> [RAW RECORDS]:
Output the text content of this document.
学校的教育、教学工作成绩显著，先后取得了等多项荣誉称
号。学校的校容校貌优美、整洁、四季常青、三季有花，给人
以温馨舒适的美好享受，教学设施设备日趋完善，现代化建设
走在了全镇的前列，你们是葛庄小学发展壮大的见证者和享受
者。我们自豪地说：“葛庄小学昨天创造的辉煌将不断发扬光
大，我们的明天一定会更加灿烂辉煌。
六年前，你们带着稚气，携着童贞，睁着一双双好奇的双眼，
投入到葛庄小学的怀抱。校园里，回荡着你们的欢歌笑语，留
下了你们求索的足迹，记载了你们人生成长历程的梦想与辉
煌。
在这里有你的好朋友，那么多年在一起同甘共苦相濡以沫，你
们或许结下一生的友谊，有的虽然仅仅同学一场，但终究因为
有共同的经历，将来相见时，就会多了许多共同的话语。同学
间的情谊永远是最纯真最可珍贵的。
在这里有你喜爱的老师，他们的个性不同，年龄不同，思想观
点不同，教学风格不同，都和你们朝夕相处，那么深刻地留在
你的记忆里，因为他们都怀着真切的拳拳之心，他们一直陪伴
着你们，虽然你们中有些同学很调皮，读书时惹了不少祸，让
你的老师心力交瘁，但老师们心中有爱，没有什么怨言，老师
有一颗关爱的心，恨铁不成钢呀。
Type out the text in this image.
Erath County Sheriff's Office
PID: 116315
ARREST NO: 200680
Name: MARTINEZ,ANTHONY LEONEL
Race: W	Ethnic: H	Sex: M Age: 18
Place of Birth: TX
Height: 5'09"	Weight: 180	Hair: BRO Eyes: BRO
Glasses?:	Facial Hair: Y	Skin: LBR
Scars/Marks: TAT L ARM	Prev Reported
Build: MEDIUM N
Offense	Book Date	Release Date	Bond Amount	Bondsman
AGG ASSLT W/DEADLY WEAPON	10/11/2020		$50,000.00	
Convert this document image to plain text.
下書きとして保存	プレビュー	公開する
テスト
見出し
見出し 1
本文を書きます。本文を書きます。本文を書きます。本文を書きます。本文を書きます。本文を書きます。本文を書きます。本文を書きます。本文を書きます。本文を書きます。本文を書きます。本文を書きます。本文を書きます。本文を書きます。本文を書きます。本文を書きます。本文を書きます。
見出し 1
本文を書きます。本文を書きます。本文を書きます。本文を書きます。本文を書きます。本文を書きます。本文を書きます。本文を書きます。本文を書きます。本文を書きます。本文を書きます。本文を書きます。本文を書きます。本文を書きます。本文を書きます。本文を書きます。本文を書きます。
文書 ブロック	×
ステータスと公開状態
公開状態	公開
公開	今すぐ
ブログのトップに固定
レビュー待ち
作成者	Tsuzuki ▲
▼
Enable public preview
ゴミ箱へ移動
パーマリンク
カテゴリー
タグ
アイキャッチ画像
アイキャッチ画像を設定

> [TASK DETAILS]: Repeat only the lines from the one holding "Type out the text in this image." through the last line of the data.

> [EXPECTED OUTPUT]:
Type out the text in this image.
Erath County Sheriff's Office
PID: 116315
ARREST NO: 200680
Name: MARTINEZ,ANTHONY LEONEL
Race: W	Ethnic: H	Sex: M Age: 18
Place of Birth: TX
Height: 5'09"	Weight: 180	Hair: BRO Eyes: BRO
Glasses?:	Facial Hair: Y	Skin: LBR
Scars/Marks: TAT L ARM	Prev Reported
Build: MEDIUM N
Offense	Book Date	Release Date	Bond Amount	Bondsman
AGG ASSLT W/DEADLY WEAPON	10/11/2020		$50,000.00	
Convert this document image to plain text.
下書きとして保存	プレビュー	公開する
テスト
見出し
見出し 1
本文を書きます。本文を書きます。本文を書きます。本文を書きます。本文を書きます。本文を書きます。本文を書きます。本文を書きます。本文を書きます。本文を書きます。本文を書きます。本文を書きます。本文を書きます。本文を書きます。本文を書きます。本文を書きます。本文を書きます。
見出し 1
本文を書きます。本文を書きます。本文を書きます。本文を書きます。本文を書きます。本文を書きます。本文を書きます。本文を書きます。本文を書きます。本文を書きます。本文を書きます。本文を書きます。本文を書きます。本文を書きます。本文を書きます。本文を書きます。本文を書きます。
文書 ブロック	×
ステータスと公開状態
公開状態	公開
公開	今すぐ
ブログのトップに固定
レビュー待ち
作成者	Tsuzuki ▲
▼
Enable public preview
ゴミ箱へ移動
パーマリンク
カテゴリー
タグ
アイキャッチ画像
アイキャッチ画像を設定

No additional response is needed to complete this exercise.